Stored entries:
┄┄┄┄┄┄┄┄┄┄┄┄┄┄┄┄┄┄┄┄

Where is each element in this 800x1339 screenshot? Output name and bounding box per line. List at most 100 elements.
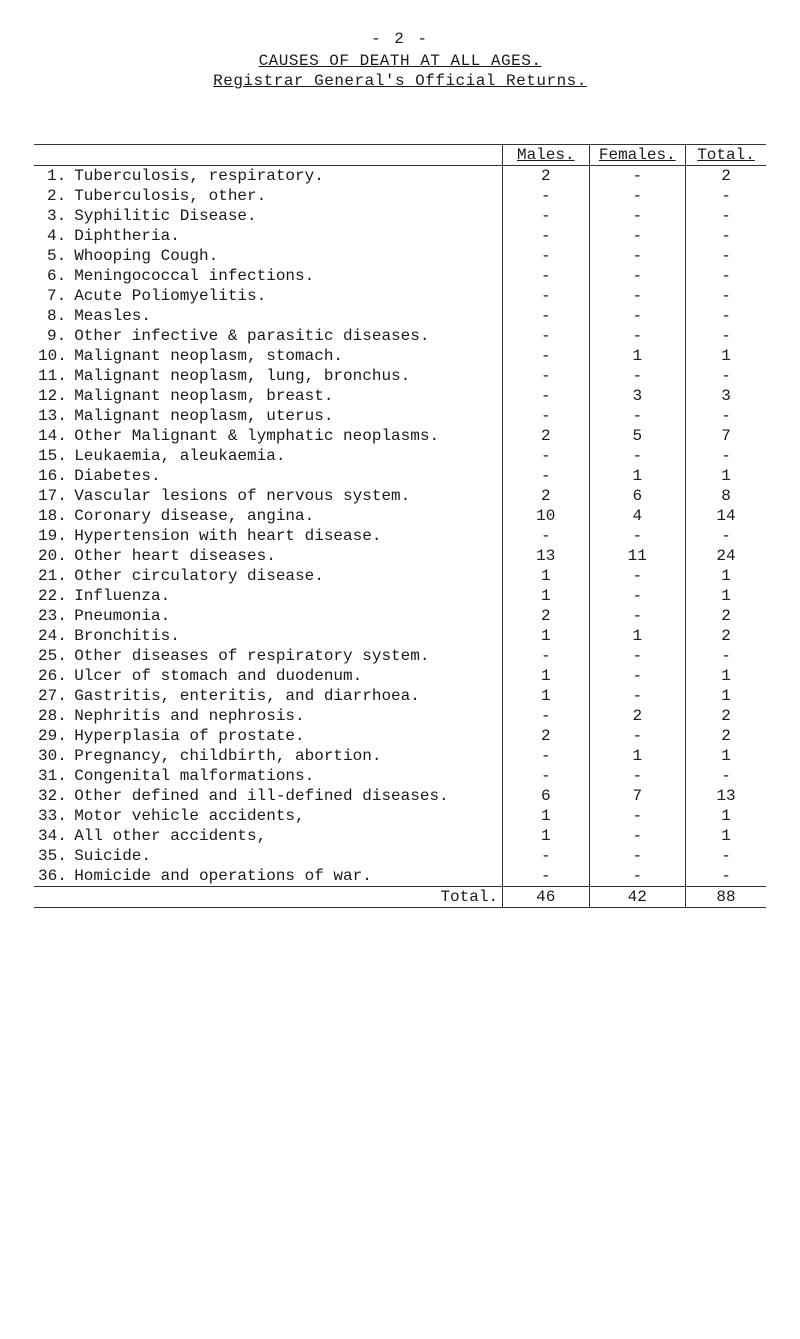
- row-label: Diabetes.: [70, 466, 502, 486]
- page: - 2 - CAUSES OF DEATH AT ALL AGES. Regis…: [0, 0, 800, 1339]
- cell-males: 1: [503, 626, 589, 646]
- table-row: 33.Motor vehicle accidents,1-1: [34, 806, 766, 826]
- row-number: 1.: [34, 166, 70, 187]
- cell-males: -: [503, 526, 589, 546]
- table-row: 19.Hypertension with heart disease.---: [34, 526, 766, 546]
- table-row: 28.Nephritis and nephrosis.-22: [34, 706, 766, 726]
- cell-males: -: [503, 366, 589, 386]
- row-number: 8.: [34, 306, 70, 326]
- table-row: 34.All other accidents,1-1: [34, 826, 766, 846]
- cell-females: 1: [589, 626, 686, 646]
- cell-females: -: [589, 606, 686, 626]
- page-number: - 2 -: [34, 30, 766, 48]
- total-label: Total.: [70, 887, 502, 908]
- hdr-blank: [70, 145, 502, 166]
- cell-total: -: [686, 366, 766, 386]
- row-label: Leukaemia, aleukaemia.: [70, 446, 502, 466]
- row-number: 10.: [34, 346, 70, 366]
- cell-total: 1: [686, 806, 766, 826]
- cell-females: -: [589, 286, 686, 306]
- row-number: 7.: [34, 286, 70, 306]
- row-label: Other defined and ill-defined diseases.: [70, 786, 502, 806]
- table-row: 15.Leukaemia, aleukaemia.---: [34, 446, 766, 466]
- cell-total: -: [686, 406, 766, 426]
- cell-males: 2: [503, 166, 589, 187]
- cell-total: 1: [686, 586, 766, 606]
- row-number: 33.: [34, 806, 70, 826]
- cell-males: -: [503, 286, 589, 306]
- table-row: 22.Influenza.1-1: [34, 586, 766, 606]
- cell-males: 13: [503, 546, 589, 566]
- table-row: 6.Meningococcal infections.---: [34, 266, 766, 286]
- row-number: 24.: [34, 626, 70, 646]
- table-row: 25.Other diseases of respiratory system.…: [34, 646, 766, 666]
- row-number: 13.: [34, 406, 70, 426]
- cell-females: 6: [589, 486, 686, 506]
- row-label: Influenza.: [70, 586, 502, 606]
- cell-total: -: [686, 206, 766, 226]
- cell-total: 2: [686, 726, 766, 746]
- row-number: 6.: [34, 266, 70, 286]
- cell-females: 4: [589, 506, 686, 526]
- table-row: 31.Congenital malformations.---: [34, 766, 766, 786]
- cell-total: -: [686, 246, 766, 266]
- cell-males: 2: [503, 426, 589, 446]
- cell-males: 1: [503, 686, 589, 706]
- row-label: Acute Poliomyelitis.: [70, 286, 502, 306]
- row-number: 4.: [34, 226, 70, 246]
- cell-females: -: [589, 166, 686, 187]
- row-number: 2.: [34, 186, 70, 206]
- cell-total: -: [686, 846, 766, 866]
- row-label: Nephritis and nephrosis.: [70, 706, 502, 726]
- table-row: 12.Malignant neoplasm, breast.-33: [34, 386, 766, 406]
- col-header-females: Females.: [589, 145, 686, 166]
- table-row: 30.Pregnancy, childbirth, abortion.-11: [34, 746, 766, 766]
- row-number: 12.: [34, 386, 70, 406]
- cell-males: -: [503, 746, 589, 766]
- cell-females: -: [589, 246, 686, 266]
- table-row: 10.Malignant neoplasm, stomach.-11: [34, 346, 766, 366]
- cell-males: -: [503, 846, 589, 866]
- cell-males: -: [503, 246, 589, 266]
- row-label: Malignant neoplasm, uterus.: [70, 406, 502, 426]
- cell-total: -: [686, 306, 766, 326]
- row-number: 22.: [34, 586, 70, 606]
- cell-females: -: [589, 306, 686, 326]
- cell-females: -: [589, 806, 686, 826]
- cell-females: -: [589, 186, 686, 206]
- cell-females: -: [589, 866, 686, 887]
- row-label: Tuberculosis, respiratory.: [70, 166, 502, 187]
- cell-males: -: [503, 446, 589, 466]
- row-label: Malignant neoplasm, lung, bronchus.: [70, 366, 502, 386]
- cell-females: -: [589, 266, 686, 286]
- cell-females: -: [589, 646, 686, 666]
- col-header-males: Males.: [503, 145, 589, 166]
- cell-females: -: [589, 726, 686, 746]
- cell-total: 2: [686, 166, 766, 187]
- row-number: 34.: [34, 826, 70, 846]
- cell-males: -: [503, 866, 589, 887]
- cell-females: -: [589, 666, 686, 686]
- table-row: 29.Hyperplasia of prostate.2-2: [34, 726, 766, 746]
- table-row: 1.Tuberculosis, respiratory.2-2: [34, 166, 766, 187]
- table-row: 35.Suicide.---: [34, 846, 766, 866]
- total-blank: [34, 887, 70, 908]
- page-subtitle: Registrar General's Official Returns.: [34, 72, 766, 90]
- cell-total: 1: [686, 746, 766, 766]
- table-row: 27.Gastritis, enteritis, and diarrhoea.1…: [34, 686, 766, 706]
- hdr-blank: [34, 145, 70, 166]
- row-label: Malignant neoplasm, breast.: [70, 386, 502, 406]
- row-number: 35.: [34, 846, 70, 866]
- cell-total: 7: [686, 426, 766, 446]
- cell-total: 1: [686, 466, 766, 486]
- cell-females: 7: [589, 786, 686, 806]
- spacer: [34, 108, 766, 144]
- row-label: Whooping Cough.: [70, 246, 502, 266]
- cell-males: -: [503, 346, 589, 366]
- row-label: Hyperplasia of prostate.: [70, 726, 502, 746]
- row-label: Vascular lesions of nervous system.: [70, 486, 502, 506]
- cell-total: -: [686, 266, 766, 286]
- row-label: Other circulatory disease.: [70, 566, 502, 586]
- table-row: 26.Ulcer of stomach and duodenum.1-1: [34, 666, 766, 686]
- table-row: 3.Syphilitic Disease.---: [34, 206, 766, 226]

┄┄┄┄┄┄┄┄┄┄┄┄┄┄┄┄┄┄┄┄

[Problem to work on] Express everything in the data from the line containing "- row-label: Diabetes.: [70, 466, 502, 486]" down to the line containing "- row-number: 1.: [34, 166, 70, 187]" as a Markdown table with the columns Row and Line, numbering each row and omitting blank lines.

[Output of the exercise]
| Row | Line |
|---|---|
| 1 | - row-label: Diabetes.: [70, 466, 502, 486] |
| 2 | - page: - 2 - CAUSES OF DEATH AT ALL AGES. Regis…: [0, 0, 800, 1339] |
| 3 | - cell-males: 1: [503, 626, 589, 646] |
| 4 | - table-row: 33.Motor vehicle accidents,1-1: [34, 806, 766, 826] |
| 5 | - row-number: 1.: [34, 166, 70, 187] |